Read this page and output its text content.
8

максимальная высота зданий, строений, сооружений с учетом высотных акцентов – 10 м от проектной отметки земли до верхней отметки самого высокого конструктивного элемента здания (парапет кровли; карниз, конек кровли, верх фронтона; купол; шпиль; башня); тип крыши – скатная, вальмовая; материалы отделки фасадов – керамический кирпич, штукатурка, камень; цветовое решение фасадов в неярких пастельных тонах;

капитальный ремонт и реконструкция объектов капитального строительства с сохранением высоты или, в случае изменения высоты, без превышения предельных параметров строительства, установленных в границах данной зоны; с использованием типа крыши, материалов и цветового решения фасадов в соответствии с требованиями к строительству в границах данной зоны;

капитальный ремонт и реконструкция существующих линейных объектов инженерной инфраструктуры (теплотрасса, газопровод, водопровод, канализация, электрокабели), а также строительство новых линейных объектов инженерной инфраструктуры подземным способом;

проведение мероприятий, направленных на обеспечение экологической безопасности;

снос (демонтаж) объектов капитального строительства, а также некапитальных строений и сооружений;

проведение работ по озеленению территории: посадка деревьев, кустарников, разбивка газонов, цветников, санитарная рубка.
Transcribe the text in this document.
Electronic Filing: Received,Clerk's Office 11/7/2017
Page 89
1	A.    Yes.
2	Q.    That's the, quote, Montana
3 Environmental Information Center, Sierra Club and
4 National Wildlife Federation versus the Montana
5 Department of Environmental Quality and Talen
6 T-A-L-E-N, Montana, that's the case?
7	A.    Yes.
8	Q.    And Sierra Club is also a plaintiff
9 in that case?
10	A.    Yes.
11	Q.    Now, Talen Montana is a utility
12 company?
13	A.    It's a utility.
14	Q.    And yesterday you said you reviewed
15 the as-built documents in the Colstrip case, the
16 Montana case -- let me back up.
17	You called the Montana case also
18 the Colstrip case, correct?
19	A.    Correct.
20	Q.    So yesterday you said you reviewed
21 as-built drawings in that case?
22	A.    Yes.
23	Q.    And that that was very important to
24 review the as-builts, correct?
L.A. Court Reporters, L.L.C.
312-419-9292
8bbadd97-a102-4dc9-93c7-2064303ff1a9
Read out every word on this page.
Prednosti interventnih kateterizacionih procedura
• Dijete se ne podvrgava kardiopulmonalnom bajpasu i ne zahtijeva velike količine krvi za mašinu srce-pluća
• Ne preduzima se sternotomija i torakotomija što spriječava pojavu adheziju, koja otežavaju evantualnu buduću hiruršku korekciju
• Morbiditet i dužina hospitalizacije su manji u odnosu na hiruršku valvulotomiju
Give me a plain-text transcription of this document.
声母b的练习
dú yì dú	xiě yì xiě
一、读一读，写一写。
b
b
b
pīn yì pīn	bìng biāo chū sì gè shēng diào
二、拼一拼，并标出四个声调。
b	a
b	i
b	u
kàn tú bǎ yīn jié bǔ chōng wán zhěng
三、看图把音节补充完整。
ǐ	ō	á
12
====================
SET EXERCISE - Exactly reproduce all of the entries.

THE RESULT -
Read this page and output its text content.
8

максимальная высота зданий, строений, сооружений с учетом высотных акцентов – 10 м от проектной отметки земли до верхней отметки самого высокого конструктивного элемента здания (парапет кровли; карниз, конек кровли, верх фронтона; купол; шпиль; башня); тип крыши – скатная, вальмовая; материалы отделки фасадов – керамический кирпич, штукатурка, камень; цветовое решение фасадов в неярких пастельных тонах;

капитальный ремонт и реконструкция объектов капитального строительства с сохранением высоты или, в случае изменения высоты, без превышения предельных параметров строительства, установленных в границах данной зоны; с использованием типа крыши, материалов и цветового решения фасадов в соответствии с требованиями к строительству в границах данной зоны;

капитальный ремонт и реконструкция существующих линейных объектов инженерной инфраструктуры (теплотрасса, газопровод, водопровод, канализация, электрокабели), а также строительство новых линейных объектов инженерной инфраструктуры подземным способом;

проведение мероприятий, направленных на обеспечение экологической безопасности;

снос (демонтаж) объектов капитального строительства, а также некапитальных строений и сооружений;

проведение работ по озеленению территории: посадка деревьев, кустарников, разбивка газонов, цветников, санитарная рубка.
Transcribe the text in this document.
Electronic Filing: Received,Clerk's Office 11/7/2017
Page 89
1	A.    Yes.
2	Q.    That's the, quote, Montana
3 Environmental Information Center, Sierra Club and
4 National Wildlife Federation versus the Montana
5 Department of Environmental Quality and Talen
6 T-A-L-E-N, Montana, that's the case?
7	A.    Yes.
8	Q.    And Sierra Club is also a plaintiff
9 in that case?
10	A.    Yes.
11	Q.    Now, Talen Montana is a utility
12 company?
13	A.    It's a utility.
14	Q.    And yesterday you said you reviewed
15 the as-built documents in the Colstrip case, the
16 Montana case -- let me back up.
17	You called the Montana case also
18 the Colstrip case, correct?
19	A.    Correct.
20	Q.    So yesterday you said you reviewed
21 as-built drawings in that case?
22	A.    Yes.
23	Q.    And that that was very important to
24 review the as-builts, correct?
L.A. Court Reporters, L.L.C.
312-419-9292
8bbadd97-a102-4dc9-93c7-2064303ff1a9
Read out every word on this page.
Prednosti interventnih kateterizacionih procedura
• Dijete se ne podvrgava kardiopulmonalnom bajpasu i ne zahtijeva velike količine krvi za mašinu srce-pluća
• Ne preduzima se sternotomija i torakotomija što spriječava pojavu adheziju, koja otežavaju evantualnu buduću hiruršku korekciju
• Morbiditet i dužina hospitalizacije su manji u odnosu na hiruršku valvulotomiju
Give me a plain-text transcription of this document.
声母b的练习
dú yì dú	xiě yì xiě
一、读一读，写一写。
b
b
b
pīn yì pīn	bìng biāo chū sì gè shēng diào
二、拼一拼，并标出四个声调。
b	a
b	i
b	u
kàn tú bǎ yīn jié bǔ chōng wán zhěng
三、看图把音节补充完整。
ǐ	ō	á
12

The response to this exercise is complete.